EXERCISE GOAL: Pictures stay out of your copy, but everything else in the records below must be repeated exactly.
━━━━━ RECORDS FOR PROCESSING
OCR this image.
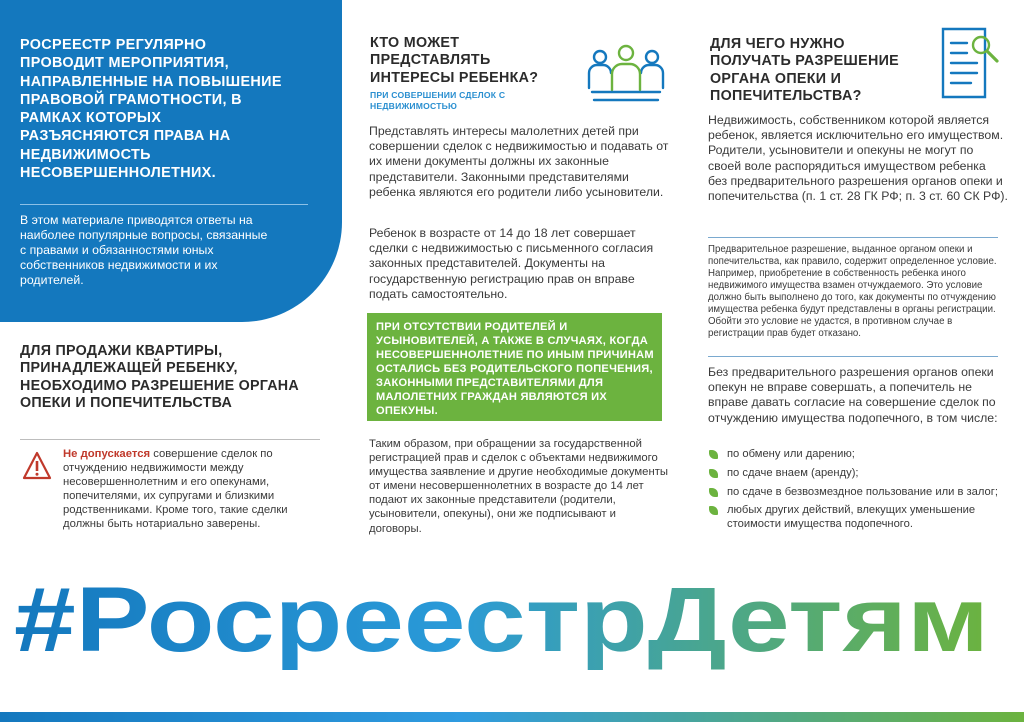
РОСРЕЕСТР РЕГУЛЯРНО ПРОВОДИТ МЕРОПРИЯТИЯ, НАПРАВЛЕННЫЕ НА ПОВЫШЕНИЕ ПРАВОВОЙ ГРАМОТНОСТИ, В РАМКАХ КОТОРЫХ РАЗЪЯСНЯЮТСЯ ПРАВА НА НЕДВИЖИМОСТЬ НЕСОВЕРШЕННОЛЕТНИХ.

В этом материале приводятся ответы на наиболее популярные вопросы, связанные с правами и обязанностями юных собственников недвижимости и их родителей.

ДЛЯ ПРОДАЖИ КВАРТИРЫ, ПРИНАДЛЕЖАЩЕЙ РЕБЕНКУ, НЕОБХОДИМО РАЗРЕШЕНИЕ ОРГАНА ОПЕКИ И ПОПЕЧИТЕЛЬСТВА

Не допускается совершение сделок по отчуждению недвижимости между несовершеннолетним и его опекунами, попечителями, их супругами и близкими родственниками. Кроме того, такие сделки должны быть нотариально заверены.

КТО МОЖЕТ ПРЕДСТАВЛЯТЬ ИНТЕРЕСЫ РЕБЕНКА?
ПРИ СОВЕРШЕНИИ СДЕЛОК С НЕДВИЖИМОСТЬЮ

Представлять интересы малолетних детей при совершении сделок с недвижимостью и подавать от их имени документы должны их законные представители. Законными представителями ребенка являются его родители либо усыновители.

Ребенок в возрасте от 14 до 18 лет совершает сделки с недвижимостью с письменного согласия законных представителей. Документы на государственную регистрацию прав он вправе подать самостоятельно.

ПРИ ОТСУТСТВИИ РОДИТЕЛЕЙ И УСЫНОВИТЕЛЕЙ, А ТАКЖЕ В СЛУЧАЯХ, КОГДА НЕСОВЕРШЕННОЛЕТНИЕ ПО ИНЫМ ПРИЧИНАМ ОСТАЛИСЬ БЕЗ РОДИТЕЛЬСКОГО ПОПЕЧЕНИЯ, ЗАКОННЫМИ ПРЕДСТАВИТЕЛЯМИ ДЛЯ МАЛОЛЕТНИХ ГРАЖДАН ЯВЛЯЮТСЯ ИХ ОПЕКУНЫ.

Таким образом, при обращении за государственной регистрацией прав и сделок с объектами недвижимого имущества заявление и другие необходимые документы от имени несовершеннолетних в возрасте до 14 лет подают их законные представители (родители, усыновители, опекуны), они же подписывают и договоры.

ДЛЯ ЧЕГО НУЖНО ПОЛУЧАТЬ РАЗРЕШЕНИЕ ОРГАНА ОПЕКИ И ПОПЕЧИТЕЛЬСТВА?

Недвижимость, собственником которой является ребенок, является исключительно его имуществом. Родители, усыновители и опекуны не могут по своей воле распорядиться имуществом ребенка без предварительного разрешения органов опеки и попечительства (п. 1 ст. 28 ГК РФ; п. 3 ст. 60 СК РФ).

Предварительное разрешение, выданное органом опеки и попечительства, как правило, содержит определенное условие. Например, приобретение в собственность ребенка иного недвижимого имущества взамен отчуждаемого. Это условие должно быть выполнено до того, как документы по отчуждению имущества ребенка будут представлены в органы регистрации. Обойти это условие не удастся, в противном случае в регистрации прав будет отказано.

Без предварительного разрешения органов опеки опекун не вправе совершать, а попечитель не вправе давать согласие на совершение сделок по отчуждению имущества подопечного, в том числе:

по обмену или дарению;
по сдаче внаем (аренду);
по сдаче в безвозмездное пользование или в залог;
любых других действий, влекущих уменьшение стоимости имущества подопечного.
#РосреестрДетям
━━━━━━━━━━
WORKED SOLUTION:
OCR this image.
РОСРЕЕСТР РЕГУЛЯРНО ПРОВОДИТ МЕРОПРИЯТИЯ, НАПРАВЛЕННЫЕ НА ПОВЫШЕНИЕ ПРАВОВОЙ ГРАМОТНОСТИ, В РАМКАХ КОТОРЫХ РАЗЪЯСНЯЮТСЯ ПРАВА НА НЕДВИЖИМОСТЬ НЕСОВЕРШЕННОЛЕТНИХ.

В этом материале приводятся ответы на наиболее популярные вопросы, связанные с правами и обязанностями юных собственников недвижимости и их родителей.

ДЛЯ ПРОДАЖИ КВАРТИРЫ, ПРИНАДЛЕЖАЩЕЙ РЕБЕНКУ, НЕОБХОДИМО РАЗРЕШЕНИЕ ОРГАНА ОПЕКИ И ПОПЕЧИТЕЛЬСТВА

Не допускается совершение сделок по отчуждению недвижимости между несовершеннолетним и его опекунами, попечителями, их супругами и близкими родственниками. Кроме того, такие сделки должны быть нотариально заверены.

КТО МОЖЕТ ПРЕДСТАВЛЯТЬ ИНТЕРЕСЫ РЕБЕНКА?
ПРИ СОВЕРШЕНИИ СДЕЛОК С НЕДВИЖИМОСТЬЮ

Представлять интересы малолетних детей при совершении сделок с недвижимостью и подавать от их имени документы должны их законные представители. Законными представителями ребенка являются его родители либо усыновители.

Ребенок в возрасте от 14 до 18 лет совершает сделки с недвижимостью с письменного согласия законных представителей. Документы на государственную регистрацию прав он вправе подать самостоятельно.

ПРИ ОТСУТСТВИИ РОДИТЕЛЕЙ И УСЫНОВИТЕЛЕЙ, А ТАКЖЕ В СЛУЧАЯХ, КОГДА НЕСОВЕРШЕННОЛЕТНИЕ ПО ИНЫМ ПРИЧИНАМ ОСТАЛИСЬ БЕЗ РОДИТЕЛЬСКОГО ПОПЕЧЕНИЯ, ЗАКОННЫМИ ПРЕДСТАВИТЕЛЯМИ ДЛЯ МАЛОЛЕТНИХ ГРАЖДАН ЯВЛЯЮТСЯ ИХ ОПЕКУНЫ.

Таким образом, при обращении за государственной регистрацией прав и сделок с объектами недвижимого имущества заявление и другие необходимые документы от имени несовершеннолетних в возрасте до 14 лет подают их законные представители (родители, усыновители, опекуны), они же подписывают и договоры.

ДЛЯ ЧЕГО НУЖНО ПОЛУЧАТЬ РАЗРЕШЕНИЕ ОРГАНА ОПЕКИ И ПОПЕЧИТЕЛЬСТВА?

Недвижимость, собственником которой является ребенок, является исключительно его имуществом. Родители, усыновители и опекуны не могут по своей воле распорядиться имуществом ребенка без предварительного разрешения органов опеки и попечительства (п. 1 ст. 28 ГК РФ; п. 3 ст. 60 СК РФ).

Предварительное разрешение, выданное органом опеки и попечительства, как правило, содержит определенное условие. Например, приобретение в собственность ребенка иного недвижимого имущества взамен отчуждаемого. Это условие должно быть выполнено до того, как документы по отчуждению имущества ребенка будут представлены в органы регистрации. Обойти это условие не удастся, в противном случае в регистрации прав будет отказано.

Без предварительного разрешения органов опеки опекун не вправе совершать, а попечитель не вправе давать согласие на совершение сделок по отчуждению имущества подопечного, в том числе:

по обмену или дарению;
по сдаче внаем (аренду);
по сдаче в безвозмездное пользование или в залог;
любых других действий, влекущих уменьшение стоимости имущества подопечного.
#РосреестрДетям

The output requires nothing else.